── Provided entries ──

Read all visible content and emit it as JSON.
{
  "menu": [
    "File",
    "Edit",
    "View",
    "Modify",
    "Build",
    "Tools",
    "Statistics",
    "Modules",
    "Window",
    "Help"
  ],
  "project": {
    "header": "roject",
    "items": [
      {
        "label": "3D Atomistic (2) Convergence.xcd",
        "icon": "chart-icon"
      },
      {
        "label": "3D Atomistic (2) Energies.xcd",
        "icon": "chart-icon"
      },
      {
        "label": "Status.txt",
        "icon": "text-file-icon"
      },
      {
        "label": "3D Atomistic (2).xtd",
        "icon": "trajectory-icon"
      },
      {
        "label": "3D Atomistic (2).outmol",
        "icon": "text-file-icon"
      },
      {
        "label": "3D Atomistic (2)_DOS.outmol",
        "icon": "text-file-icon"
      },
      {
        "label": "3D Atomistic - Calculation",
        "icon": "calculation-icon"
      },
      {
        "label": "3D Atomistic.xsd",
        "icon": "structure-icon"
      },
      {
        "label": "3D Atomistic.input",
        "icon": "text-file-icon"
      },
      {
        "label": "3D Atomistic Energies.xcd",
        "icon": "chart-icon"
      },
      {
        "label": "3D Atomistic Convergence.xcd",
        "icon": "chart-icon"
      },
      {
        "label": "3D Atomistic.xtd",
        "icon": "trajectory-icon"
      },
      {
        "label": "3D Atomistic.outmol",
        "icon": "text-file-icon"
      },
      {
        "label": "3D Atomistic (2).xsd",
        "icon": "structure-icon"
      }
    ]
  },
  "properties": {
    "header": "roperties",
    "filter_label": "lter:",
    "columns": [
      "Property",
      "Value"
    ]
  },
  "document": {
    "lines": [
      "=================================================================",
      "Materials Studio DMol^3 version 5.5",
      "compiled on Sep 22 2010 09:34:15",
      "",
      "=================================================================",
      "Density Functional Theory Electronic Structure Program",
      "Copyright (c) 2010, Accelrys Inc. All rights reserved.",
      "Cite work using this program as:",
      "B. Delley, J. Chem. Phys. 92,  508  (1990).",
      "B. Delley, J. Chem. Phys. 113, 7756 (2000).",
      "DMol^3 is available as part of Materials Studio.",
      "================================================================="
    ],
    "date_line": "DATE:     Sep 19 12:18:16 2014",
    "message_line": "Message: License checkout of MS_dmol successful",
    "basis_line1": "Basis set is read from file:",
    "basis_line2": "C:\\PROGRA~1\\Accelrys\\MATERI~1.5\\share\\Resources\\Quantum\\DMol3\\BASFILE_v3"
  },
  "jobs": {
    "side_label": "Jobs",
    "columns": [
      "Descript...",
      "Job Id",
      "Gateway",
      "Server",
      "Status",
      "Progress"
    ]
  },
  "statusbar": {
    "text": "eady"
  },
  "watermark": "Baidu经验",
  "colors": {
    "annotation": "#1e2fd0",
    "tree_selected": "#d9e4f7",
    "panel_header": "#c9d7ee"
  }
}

───

For each line in the data above that contains the string "Studio", extract the line.

Written reply >>
      "Materials Studio DMol^3 version 5.5",
      "DMol^3 is available as part of Materials Studio.",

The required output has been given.